Problem statement:
Identify each line of the listing that contains the string "continuous", and copy those lines unchanged.
╭──
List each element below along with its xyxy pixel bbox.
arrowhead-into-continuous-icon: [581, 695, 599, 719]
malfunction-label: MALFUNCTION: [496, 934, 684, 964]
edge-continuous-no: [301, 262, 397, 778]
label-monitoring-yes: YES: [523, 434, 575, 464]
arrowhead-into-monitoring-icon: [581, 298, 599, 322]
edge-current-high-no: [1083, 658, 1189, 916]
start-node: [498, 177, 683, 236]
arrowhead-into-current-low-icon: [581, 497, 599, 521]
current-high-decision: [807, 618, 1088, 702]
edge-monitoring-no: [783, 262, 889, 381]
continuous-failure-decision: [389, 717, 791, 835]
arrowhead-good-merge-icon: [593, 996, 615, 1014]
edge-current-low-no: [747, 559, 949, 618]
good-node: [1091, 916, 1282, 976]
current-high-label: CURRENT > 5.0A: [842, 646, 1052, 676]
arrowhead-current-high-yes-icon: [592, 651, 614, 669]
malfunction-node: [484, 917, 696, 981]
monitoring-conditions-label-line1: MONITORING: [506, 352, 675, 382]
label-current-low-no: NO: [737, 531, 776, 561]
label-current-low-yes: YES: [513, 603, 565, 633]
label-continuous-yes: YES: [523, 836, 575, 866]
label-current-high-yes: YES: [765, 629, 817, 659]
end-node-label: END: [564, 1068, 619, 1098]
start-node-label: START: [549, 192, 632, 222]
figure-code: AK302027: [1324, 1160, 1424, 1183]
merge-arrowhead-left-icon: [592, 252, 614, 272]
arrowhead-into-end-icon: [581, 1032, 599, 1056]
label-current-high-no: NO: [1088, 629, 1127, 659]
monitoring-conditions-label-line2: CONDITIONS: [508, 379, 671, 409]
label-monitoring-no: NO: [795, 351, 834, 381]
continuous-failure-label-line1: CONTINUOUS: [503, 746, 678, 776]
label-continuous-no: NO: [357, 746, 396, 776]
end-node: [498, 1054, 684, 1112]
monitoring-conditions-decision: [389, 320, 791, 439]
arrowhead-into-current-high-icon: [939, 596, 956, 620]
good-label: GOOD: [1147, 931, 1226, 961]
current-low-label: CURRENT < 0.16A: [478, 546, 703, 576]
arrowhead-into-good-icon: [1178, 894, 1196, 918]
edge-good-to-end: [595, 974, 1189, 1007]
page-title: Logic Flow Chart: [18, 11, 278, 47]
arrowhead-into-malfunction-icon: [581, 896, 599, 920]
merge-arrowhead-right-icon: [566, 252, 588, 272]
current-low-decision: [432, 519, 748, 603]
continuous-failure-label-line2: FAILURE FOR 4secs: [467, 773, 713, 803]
╰──
Answer to the exercise:
arrowhead-into-continuous-icon: [581, 695, 599, 719]
edge-continuous-no: [301, 262, 397, 778]
continuous-failure-decision: [389, 717, 791, 835]
label-continuous-yes: YES: [523, 836, 575, 866]
continuous-failure-label-line1: CONTINUOUS: [503, 746, 678, 776]
label-continuous-no: NO: [357, 746, 396, 776]
continuous-failure-label-line2: FAILURE FOR 4secs: [467, 773, 713, 803]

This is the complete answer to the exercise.